# [Data in this exercise]
□ □ □ □

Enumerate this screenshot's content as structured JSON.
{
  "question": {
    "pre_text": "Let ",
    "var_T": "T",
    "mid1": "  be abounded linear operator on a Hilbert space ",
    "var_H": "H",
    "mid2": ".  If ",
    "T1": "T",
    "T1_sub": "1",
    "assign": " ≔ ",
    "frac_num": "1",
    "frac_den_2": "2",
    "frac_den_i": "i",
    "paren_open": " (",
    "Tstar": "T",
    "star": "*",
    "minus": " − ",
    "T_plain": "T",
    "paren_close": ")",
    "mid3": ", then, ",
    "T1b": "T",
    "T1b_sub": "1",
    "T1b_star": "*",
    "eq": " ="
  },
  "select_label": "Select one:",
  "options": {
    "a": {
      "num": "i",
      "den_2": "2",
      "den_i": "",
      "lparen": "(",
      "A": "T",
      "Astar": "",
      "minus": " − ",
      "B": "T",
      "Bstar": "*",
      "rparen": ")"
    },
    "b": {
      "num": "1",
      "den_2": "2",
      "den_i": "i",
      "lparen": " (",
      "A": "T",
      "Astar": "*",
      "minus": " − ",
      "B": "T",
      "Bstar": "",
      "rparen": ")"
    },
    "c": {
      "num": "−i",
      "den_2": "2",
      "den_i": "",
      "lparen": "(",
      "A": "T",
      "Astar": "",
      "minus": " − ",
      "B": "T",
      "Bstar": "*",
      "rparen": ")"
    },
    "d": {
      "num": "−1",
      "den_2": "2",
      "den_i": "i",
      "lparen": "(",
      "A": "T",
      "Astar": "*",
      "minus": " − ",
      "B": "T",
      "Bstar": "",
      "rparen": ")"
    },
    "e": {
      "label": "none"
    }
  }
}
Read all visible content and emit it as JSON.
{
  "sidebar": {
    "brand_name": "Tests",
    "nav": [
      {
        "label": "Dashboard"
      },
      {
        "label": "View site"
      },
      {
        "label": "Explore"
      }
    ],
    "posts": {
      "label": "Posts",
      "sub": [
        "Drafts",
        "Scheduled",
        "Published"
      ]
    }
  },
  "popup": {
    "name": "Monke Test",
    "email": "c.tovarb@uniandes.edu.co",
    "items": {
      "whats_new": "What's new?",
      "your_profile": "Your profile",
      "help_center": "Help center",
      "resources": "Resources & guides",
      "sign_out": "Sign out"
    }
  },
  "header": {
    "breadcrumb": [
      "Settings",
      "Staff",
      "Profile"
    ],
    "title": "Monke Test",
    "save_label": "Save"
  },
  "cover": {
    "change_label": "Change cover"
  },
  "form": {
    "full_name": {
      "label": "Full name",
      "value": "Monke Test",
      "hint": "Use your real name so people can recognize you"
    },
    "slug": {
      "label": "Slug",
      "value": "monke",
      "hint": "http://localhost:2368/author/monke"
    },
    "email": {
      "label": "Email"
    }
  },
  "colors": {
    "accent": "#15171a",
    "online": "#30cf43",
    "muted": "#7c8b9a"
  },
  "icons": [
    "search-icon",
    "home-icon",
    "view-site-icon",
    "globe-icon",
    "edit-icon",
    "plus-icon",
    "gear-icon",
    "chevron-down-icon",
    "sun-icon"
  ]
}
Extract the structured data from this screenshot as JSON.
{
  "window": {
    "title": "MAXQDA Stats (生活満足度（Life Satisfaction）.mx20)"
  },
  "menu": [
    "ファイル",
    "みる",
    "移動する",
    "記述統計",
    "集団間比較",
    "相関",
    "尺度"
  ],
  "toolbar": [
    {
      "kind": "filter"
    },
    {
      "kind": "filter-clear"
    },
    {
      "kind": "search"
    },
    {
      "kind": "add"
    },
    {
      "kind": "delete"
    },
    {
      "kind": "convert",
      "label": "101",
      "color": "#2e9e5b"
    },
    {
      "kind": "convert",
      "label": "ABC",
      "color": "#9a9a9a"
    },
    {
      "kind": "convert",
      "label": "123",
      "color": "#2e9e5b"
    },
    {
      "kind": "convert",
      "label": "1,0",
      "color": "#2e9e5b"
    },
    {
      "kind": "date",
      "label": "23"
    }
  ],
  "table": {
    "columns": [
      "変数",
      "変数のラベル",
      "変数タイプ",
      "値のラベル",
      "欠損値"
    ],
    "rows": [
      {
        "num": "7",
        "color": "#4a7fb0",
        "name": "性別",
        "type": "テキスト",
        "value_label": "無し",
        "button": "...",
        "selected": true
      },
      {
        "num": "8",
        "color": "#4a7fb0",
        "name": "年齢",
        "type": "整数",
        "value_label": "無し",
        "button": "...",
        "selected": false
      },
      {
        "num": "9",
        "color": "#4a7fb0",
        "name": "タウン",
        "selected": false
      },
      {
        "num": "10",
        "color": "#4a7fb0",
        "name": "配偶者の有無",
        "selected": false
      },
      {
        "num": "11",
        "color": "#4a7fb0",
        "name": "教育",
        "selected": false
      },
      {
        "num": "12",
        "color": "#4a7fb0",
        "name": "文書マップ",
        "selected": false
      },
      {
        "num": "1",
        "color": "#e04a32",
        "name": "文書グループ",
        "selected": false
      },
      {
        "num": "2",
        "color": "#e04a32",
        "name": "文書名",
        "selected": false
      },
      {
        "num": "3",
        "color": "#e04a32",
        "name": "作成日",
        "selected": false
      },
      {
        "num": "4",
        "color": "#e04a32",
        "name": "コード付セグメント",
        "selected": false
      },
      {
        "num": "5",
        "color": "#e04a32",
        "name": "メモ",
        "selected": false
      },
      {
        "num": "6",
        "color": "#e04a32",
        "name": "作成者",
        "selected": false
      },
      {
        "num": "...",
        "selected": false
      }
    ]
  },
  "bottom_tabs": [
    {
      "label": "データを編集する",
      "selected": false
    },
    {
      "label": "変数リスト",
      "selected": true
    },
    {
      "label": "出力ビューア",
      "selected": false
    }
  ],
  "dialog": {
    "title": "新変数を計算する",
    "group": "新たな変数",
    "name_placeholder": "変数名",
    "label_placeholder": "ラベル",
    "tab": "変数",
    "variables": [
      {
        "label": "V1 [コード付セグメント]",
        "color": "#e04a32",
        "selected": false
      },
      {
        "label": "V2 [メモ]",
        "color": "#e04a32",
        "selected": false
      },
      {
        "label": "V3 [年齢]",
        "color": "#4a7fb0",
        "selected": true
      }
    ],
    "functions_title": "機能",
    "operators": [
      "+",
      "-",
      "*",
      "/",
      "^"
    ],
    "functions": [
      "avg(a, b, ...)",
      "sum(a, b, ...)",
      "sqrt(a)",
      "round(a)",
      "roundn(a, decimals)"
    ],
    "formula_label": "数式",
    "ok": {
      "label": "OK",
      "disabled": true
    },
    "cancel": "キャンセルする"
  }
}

□ □ □ □

# [Instruction]
Scan the records above for the string "content", then report every line that contains it.

# [Result of the task]
Enumerate this screenshot's content as structured JSON.
Read all visible content and emit it as JSON.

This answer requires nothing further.